[Start]

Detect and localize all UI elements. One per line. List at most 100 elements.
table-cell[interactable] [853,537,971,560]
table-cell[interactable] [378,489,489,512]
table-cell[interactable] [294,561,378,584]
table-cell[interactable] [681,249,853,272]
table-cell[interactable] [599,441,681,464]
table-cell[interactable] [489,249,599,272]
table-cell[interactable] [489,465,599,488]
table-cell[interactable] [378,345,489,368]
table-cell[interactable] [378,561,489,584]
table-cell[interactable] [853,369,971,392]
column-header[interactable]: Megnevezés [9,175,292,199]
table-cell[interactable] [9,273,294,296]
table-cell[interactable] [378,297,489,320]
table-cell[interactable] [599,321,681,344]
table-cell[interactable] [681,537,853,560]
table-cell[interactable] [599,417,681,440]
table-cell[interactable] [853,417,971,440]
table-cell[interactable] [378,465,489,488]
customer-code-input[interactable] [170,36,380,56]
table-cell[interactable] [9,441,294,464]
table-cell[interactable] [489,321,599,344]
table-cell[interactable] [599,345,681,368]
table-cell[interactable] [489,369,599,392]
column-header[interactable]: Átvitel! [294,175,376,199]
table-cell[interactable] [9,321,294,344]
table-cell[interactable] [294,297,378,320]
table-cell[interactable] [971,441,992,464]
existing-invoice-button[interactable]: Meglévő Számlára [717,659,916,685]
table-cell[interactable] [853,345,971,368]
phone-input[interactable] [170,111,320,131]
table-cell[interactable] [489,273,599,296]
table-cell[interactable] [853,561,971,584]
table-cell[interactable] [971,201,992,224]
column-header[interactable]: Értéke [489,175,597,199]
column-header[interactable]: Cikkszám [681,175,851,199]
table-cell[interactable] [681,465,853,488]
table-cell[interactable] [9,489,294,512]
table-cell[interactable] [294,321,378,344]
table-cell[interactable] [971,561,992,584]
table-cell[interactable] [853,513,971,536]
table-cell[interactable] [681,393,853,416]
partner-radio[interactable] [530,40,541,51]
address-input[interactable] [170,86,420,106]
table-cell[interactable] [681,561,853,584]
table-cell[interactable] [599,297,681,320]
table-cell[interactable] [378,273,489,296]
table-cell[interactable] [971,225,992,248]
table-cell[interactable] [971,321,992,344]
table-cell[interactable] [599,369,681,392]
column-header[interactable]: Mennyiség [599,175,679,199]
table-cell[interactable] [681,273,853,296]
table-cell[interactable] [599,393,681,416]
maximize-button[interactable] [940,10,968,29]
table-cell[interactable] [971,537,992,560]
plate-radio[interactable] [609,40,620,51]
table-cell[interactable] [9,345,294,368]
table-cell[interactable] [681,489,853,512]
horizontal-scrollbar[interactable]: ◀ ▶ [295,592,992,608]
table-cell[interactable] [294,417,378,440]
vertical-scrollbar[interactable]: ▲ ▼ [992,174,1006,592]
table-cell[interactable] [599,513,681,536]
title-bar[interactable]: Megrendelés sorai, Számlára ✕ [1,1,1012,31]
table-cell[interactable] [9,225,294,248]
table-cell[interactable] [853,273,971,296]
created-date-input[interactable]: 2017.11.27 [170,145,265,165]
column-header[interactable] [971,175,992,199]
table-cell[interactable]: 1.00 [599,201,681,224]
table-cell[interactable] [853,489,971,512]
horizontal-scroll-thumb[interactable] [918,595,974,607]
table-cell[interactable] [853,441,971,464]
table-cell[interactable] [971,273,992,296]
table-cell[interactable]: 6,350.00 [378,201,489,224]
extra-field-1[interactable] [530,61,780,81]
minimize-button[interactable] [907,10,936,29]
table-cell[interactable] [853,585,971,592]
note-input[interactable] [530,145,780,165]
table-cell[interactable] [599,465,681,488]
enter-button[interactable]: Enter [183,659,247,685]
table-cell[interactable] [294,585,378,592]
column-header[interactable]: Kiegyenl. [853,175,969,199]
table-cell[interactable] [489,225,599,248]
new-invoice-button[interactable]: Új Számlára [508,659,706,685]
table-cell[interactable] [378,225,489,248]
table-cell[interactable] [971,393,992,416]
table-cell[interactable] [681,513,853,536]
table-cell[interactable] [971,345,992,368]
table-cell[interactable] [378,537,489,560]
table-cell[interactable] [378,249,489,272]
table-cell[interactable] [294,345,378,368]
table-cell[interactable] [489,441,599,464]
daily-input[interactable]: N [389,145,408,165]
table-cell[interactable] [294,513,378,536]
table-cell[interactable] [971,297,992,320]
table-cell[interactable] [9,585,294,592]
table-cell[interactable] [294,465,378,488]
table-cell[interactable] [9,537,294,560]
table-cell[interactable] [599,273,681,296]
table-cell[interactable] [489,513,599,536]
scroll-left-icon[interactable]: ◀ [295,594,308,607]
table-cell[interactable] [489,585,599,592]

[End]

Turn every line of the records above into a numbered list, skipping any blank lines.

1. Detect and localize all UI elements. One per line. List at most 100 elements.
2. table-cell[interactable] [853,537,971,560]
3. table-cell[interactable] [378,489,489,512]
4. table-cell[interactable] [294,561,378,584]
5. table-cell[interactable] [681,249,853,272]
6. table-cell[interactable] [599,441,681,464]
7. table-cell[interactable] [489,249,599,272]
8. table-cell[interactable] [489,465,599,488]
9. table-cell[interactable] [378,345,489,368]
10. table-cell[interactable] [378,561,489,584]
11. table-cell[interactable] [853,369,971,392]
12. column-header[interactable]: Megnevezés [9,175,292,199]
13. table-cell[interactable] [9,273,294,296]
14. table-cell[interactable] [378,297,489,320]
15. table-cell[interactable] [599,321,681,344]
16. table-cell[interactable] [681,537,853,560]
17. table-cell[interactable] [599,417,681,440]
18. table-cell[interactable] [853,417,971,440]
19. table-cell[interactable] [378,465,489,488]
20. customer-code-input[interactable] [170,36,380,56]
21. table-cell[interactable] [9,441,294,464]
22. table-cell[interactable] [489,321,599,344]
23. table-cell[interactable] [599,345,681,368]
24. table-cell[interactable] [489,369,599,392]
25. column-header[interactable]: Átvitel! [294,175,376,199]
26. table-cell[interactable] [9,321,294,344]
27. table-cell[interactable] [294,297,378,320]
28. table-cell[interactable] [971,441,992,464]
29. existing-invoice-button[interactable]: Meglévő Számlára [717,659,916,685]
30. table-cell[interactable] [853,345,971,368]
31. phone-input[interactable] [170,111,320,131]
32. table-cell[interactable] [489,273,599,296]
33. table-cell[interactable] [853,561,971,584]
34. table-cell[interactable] [971,201,992,224]
35. column-header[interactable]: Értéke [489,175,597,199]
36. column-header[interactable]: Cikkszám [681,175,851,199]
37. table-cell[interactable] [681,465,853,488]
38. table-cell[interactable] [9,489,294,512]
39. table-cell[interactable] [294,321,378,344]
40. table-cell[interactable] [971,561,992,584]
41. table-cell[interactable] [853,513,971,536]
42. table-cell[interactable] [681,393,853,416]
43. partner-radio[interactable] [530,40,541,51]
44. address-input[interactable] [170,86,420,106]
45. table-cell[interactable] [681,561,853,584]
46. table-cell[interactable] [599,297,681,320]
47. table-cell[interactable] [378,273,489,296]
48. table-cell[interactable] [971,225,992,248]
49. table-cell[interactable] [971,321,992,344]
50. table-cell[interactable] [599,369,681,392]
51. column-header[interactable]: Mennyiség [599,175,679,199]
52. table-cell[interactable] [681,273,853,296]
53. table-cell[interactable] [599,393,681,416]
54. maximize-button[interactable] [940,10,968,29]
55. table-cell[interactable] [971,537,992,560]
56. plate-radio[interactable] [609,40,620,51]
57. table-cell[interactable] [9,345,294,368]
58. table-cell[interactable] [681,489,853,512]
59. horizontal-scrollbar[interactable]: ◀ ▶ [295,592,992,608]
60. table-cell[interactable] [294,417,378,440]
61. vertical-scrollbar[interactable]: ▲ ▼ [992,174,1006,592]
62. table-cell[interactable] [599,513,681,536]
63. title-bar[interactable]: Megrendelés sorai, Számlára ✕ [1,1,1012,31]
64. table-cell[interactable] [9,225,294,248]
65. table-cell[interactable] [853,273,971,296]
66. created-date-input[interactable]: 2017.11.27 [170,145,265,165]
67. column-header[interactable] [971,175,992,199]
68. table-cell[interactable]: 1.00 [599,201,681,224]
69. table-cell[interactable] [853,489,971,512]
70. horizontal-scroll-thumb[interactable] [918,595,974,607]
71. table-cell[interactable] [853,441,971,464]
72. table-cell[interactable] [971,273,992,296]
73. table-cell[interactable]: 6,350.00 [378,201,489,224]
74. extra-field-1[interactable] [530,61,780,81]
75. minimize-button[interactable] [907,10,936,29]
76. table-cell[interactable] [853,585,971,592]
77. note-input[interactable] [530,145,780,165]
78. table-cell[interactable] [599,465,681,488]
79. enter-button[interactable]: Enter [183,659,247,685]
80. table-cell[interactable] [294,585,378,592]
81. column-header[interactable]: Kiegyenl. [853,175,969,199]
82. table-cell[interactable] [489,225,599,248]
83. new-invoice-button[interactable]: Új Számlára [508,659,706,685]
84. table-cell[interactable] [378,225,489,248]
85. table-cell[interactable] [971,393,992,416]
86. table-cell[interactable] [681,513,853,536]
87. table-cell[interactable] [971,345,992,368]
88. table-cell[interactable] [378,537,489,560]
89. table-cell[interactable] [378,249,489,272]
90. table-cell[interactable] [294,345,378,368]
91. table-cell[interactable] [489,441,599,464]
92. daily-input[interactable]: N [389,145,408,165]
93. table-cell[interactable] [294,513,378,536]
94. table-cell[interactable] [971,297,992,320]
95. table-cell[interactable] [9,585,294,592]
96. table-cell[interactable] [294,465,378,488]
97. table-cell[interactable] [9,537,294,560]
98. table-cell[interactable] [599,273,681,296]
99. table-cell[interactable] [489,513,599,536]
100. scroll-left-icon[interactable]: ◀ [295,594,308,607]
101. table-cell[interactable] [489,585,599,592]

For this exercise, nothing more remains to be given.